» Short task:
Extract every line of the material that holds the string "this".
________________________________________
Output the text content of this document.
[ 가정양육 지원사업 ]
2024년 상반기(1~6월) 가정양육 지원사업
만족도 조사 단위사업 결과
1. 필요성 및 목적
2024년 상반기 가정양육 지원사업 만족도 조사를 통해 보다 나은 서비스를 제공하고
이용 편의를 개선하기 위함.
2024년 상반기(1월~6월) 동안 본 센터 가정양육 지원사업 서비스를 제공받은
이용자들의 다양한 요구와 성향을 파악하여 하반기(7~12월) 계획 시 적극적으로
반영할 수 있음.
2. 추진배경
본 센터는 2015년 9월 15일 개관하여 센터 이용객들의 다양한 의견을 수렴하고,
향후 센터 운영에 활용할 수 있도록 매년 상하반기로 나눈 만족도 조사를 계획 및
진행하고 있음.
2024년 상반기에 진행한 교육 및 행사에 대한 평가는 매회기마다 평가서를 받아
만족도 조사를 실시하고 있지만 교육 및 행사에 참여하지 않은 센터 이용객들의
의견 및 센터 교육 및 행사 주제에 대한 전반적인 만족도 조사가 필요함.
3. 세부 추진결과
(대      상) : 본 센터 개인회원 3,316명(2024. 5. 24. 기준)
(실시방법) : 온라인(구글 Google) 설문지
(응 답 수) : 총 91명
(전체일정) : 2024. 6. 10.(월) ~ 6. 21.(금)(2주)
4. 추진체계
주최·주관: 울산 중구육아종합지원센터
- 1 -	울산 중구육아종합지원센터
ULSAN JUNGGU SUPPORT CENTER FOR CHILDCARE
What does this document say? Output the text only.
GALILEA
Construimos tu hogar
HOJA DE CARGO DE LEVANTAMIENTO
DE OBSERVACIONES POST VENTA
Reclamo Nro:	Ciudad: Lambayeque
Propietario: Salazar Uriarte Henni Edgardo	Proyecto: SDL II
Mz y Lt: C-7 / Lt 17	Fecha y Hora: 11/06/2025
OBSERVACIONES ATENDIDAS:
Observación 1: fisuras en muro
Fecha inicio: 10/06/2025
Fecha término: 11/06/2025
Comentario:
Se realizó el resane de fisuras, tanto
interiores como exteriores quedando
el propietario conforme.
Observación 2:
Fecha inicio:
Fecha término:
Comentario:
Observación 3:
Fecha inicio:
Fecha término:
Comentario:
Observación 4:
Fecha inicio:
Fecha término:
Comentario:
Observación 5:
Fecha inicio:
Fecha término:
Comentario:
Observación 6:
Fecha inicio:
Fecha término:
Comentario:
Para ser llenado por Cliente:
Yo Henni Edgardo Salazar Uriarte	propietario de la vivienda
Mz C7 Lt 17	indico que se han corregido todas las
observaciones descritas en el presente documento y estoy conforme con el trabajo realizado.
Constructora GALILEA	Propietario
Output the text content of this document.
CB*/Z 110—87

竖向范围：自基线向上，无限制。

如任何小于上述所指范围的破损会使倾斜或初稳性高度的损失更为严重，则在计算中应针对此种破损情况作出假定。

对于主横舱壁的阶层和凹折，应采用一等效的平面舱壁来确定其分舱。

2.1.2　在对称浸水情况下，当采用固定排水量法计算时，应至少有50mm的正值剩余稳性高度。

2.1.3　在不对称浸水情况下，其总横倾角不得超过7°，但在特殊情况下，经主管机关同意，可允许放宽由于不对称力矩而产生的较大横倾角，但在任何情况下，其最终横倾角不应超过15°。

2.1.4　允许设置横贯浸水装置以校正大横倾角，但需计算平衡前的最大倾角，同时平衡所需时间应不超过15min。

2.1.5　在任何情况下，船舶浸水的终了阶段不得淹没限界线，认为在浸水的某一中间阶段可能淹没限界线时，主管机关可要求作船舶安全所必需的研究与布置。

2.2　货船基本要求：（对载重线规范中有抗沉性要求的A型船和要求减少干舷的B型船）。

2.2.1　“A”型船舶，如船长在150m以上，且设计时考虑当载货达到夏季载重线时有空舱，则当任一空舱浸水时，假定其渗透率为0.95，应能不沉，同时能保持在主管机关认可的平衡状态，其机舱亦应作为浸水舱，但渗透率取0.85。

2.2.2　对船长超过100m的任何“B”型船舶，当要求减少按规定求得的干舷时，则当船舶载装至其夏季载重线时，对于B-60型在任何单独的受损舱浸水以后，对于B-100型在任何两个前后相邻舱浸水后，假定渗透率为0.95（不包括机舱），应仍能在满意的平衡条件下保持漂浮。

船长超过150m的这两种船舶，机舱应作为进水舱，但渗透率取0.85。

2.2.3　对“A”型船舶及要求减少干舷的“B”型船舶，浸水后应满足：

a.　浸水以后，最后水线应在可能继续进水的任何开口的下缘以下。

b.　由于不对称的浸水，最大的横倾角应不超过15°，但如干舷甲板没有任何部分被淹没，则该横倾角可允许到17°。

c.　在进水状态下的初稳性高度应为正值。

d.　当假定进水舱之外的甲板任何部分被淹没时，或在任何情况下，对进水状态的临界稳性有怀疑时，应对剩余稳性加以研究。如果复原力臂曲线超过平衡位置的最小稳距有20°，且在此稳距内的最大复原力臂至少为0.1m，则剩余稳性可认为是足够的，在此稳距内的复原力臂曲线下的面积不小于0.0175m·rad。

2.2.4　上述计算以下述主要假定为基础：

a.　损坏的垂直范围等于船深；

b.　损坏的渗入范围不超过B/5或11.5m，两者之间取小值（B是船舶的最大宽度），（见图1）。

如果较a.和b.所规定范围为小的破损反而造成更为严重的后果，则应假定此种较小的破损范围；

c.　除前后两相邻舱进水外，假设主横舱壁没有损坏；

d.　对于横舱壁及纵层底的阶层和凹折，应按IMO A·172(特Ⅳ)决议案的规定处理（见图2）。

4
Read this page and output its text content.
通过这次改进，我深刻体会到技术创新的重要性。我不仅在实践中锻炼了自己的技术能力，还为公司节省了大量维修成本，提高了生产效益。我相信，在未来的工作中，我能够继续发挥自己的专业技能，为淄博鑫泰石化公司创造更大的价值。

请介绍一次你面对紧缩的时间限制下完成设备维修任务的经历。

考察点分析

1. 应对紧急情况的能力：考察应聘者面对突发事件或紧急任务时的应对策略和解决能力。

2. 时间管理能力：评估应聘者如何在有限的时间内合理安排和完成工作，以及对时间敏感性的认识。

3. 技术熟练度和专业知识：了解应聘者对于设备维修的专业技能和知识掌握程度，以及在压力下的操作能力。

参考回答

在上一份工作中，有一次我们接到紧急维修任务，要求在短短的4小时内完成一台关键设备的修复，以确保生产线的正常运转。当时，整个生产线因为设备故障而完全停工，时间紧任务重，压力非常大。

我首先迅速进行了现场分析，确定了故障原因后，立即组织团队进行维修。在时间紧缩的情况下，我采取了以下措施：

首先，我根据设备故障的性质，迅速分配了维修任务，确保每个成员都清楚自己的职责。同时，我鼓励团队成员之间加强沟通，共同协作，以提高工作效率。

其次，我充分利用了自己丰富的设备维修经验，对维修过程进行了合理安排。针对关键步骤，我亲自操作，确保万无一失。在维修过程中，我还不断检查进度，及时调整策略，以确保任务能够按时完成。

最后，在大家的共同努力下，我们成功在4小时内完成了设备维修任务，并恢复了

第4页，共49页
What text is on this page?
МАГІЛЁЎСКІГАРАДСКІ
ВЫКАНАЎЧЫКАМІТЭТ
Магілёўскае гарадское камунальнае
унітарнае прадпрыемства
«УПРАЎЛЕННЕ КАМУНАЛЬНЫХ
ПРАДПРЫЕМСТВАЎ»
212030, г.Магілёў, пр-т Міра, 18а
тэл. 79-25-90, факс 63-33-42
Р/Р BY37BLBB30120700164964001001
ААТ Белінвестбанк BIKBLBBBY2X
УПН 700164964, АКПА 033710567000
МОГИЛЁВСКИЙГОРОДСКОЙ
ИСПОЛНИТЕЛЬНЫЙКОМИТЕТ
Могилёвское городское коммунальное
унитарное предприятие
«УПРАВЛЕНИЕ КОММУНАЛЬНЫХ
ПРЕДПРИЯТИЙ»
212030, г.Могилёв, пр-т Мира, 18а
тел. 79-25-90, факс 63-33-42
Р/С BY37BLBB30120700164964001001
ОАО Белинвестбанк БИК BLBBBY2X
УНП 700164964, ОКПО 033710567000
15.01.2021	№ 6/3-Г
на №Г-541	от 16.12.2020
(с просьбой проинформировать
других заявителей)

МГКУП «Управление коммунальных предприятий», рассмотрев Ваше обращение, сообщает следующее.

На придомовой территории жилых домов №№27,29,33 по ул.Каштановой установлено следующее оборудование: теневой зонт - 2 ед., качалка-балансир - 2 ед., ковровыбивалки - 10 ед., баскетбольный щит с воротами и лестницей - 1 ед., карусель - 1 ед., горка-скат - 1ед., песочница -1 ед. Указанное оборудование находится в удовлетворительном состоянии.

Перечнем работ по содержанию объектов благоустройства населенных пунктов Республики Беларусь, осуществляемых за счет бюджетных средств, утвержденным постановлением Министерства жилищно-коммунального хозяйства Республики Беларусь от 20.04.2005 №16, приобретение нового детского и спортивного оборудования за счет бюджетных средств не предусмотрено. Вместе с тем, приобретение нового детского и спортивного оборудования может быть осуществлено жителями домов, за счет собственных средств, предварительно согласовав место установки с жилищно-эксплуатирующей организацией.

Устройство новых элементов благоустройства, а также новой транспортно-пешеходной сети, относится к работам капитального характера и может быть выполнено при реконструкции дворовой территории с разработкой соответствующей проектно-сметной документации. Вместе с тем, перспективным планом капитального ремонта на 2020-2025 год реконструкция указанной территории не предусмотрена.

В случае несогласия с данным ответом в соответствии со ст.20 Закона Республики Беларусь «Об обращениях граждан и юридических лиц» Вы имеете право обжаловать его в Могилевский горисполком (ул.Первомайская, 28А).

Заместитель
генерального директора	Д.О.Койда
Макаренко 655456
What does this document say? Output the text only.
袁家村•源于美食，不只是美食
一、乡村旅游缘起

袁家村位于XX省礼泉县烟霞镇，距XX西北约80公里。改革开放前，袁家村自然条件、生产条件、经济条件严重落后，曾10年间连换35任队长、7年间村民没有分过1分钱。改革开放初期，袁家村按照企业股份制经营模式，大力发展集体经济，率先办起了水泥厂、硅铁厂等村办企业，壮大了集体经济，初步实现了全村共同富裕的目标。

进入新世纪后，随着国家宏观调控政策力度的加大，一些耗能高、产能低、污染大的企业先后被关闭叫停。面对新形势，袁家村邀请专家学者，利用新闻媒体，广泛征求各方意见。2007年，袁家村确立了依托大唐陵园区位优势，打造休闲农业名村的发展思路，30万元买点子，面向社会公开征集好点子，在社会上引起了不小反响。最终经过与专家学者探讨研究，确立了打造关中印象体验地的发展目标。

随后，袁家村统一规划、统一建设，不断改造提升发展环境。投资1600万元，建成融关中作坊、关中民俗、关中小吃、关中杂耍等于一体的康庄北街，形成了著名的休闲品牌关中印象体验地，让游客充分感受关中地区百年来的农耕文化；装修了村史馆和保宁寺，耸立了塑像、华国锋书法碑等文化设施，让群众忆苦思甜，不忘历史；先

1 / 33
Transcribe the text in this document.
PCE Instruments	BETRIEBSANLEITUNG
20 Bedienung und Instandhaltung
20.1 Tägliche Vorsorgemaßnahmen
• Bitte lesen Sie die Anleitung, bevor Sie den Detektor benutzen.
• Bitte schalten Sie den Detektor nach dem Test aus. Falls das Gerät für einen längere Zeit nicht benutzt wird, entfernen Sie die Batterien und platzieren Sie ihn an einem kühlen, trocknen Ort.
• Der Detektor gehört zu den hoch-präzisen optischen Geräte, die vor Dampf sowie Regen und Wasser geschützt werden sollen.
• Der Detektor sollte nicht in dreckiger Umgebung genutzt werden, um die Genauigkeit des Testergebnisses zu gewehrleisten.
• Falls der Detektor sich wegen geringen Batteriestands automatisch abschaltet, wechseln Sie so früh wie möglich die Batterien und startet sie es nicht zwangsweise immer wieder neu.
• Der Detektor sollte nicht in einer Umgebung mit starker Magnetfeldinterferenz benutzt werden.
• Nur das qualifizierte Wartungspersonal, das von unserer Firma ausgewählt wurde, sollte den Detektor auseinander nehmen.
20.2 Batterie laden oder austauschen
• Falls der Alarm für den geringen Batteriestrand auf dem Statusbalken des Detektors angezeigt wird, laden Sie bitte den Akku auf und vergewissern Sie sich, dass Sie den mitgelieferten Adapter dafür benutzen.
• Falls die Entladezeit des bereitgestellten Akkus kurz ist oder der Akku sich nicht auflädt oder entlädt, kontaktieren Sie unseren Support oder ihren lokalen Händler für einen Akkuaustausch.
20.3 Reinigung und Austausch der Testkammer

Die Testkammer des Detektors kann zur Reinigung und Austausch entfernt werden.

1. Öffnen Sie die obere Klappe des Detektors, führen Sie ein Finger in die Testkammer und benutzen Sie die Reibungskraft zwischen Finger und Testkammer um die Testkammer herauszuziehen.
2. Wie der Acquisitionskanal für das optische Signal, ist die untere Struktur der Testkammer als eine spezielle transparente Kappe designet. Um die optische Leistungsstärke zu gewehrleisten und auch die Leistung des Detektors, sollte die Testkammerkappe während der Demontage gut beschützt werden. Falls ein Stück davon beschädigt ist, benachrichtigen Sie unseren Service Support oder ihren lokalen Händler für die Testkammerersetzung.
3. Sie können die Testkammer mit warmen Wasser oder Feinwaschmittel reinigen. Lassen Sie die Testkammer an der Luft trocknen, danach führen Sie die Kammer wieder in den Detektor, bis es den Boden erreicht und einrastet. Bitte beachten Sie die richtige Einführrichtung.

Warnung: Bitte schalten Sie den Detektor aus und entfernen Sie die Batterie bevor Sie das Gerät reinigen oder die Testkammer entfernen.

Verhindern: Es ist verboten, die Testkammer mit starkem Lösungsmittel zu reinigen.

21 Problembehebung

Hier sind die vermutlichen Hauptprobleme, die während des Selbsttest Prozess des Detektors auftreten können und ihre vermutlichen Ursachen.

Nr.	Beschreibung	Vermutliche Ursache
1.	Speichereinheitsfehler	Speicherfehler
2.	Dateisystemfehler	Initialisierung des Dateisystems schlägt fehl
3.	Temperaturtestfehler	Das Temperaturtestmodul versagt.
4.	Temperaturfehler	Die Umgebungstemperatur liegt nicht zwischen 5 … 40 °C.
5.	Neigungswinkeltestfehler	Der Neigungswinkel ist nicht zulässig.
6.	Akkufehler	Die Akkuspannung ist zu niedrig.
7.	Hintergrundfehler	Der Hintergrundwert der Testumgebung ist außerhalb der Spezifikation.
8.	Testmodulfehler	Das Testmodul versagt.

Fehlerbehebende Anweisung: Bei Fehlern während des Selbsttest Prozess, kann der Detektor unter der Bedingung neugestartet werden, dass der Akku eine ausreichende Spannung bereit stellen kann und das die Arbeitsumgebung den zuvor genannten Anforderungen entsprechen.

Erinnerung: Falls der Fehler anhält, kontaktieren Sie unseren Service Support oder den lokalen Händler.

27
________________________________________
» Written response:
Output the text content of this document.
What does this document say? Output the text only.
Output the text content of this document.
Read this page and output its text content.
What text is on this page?
What does this document say? Output the text only.
Transcribe the text in this document.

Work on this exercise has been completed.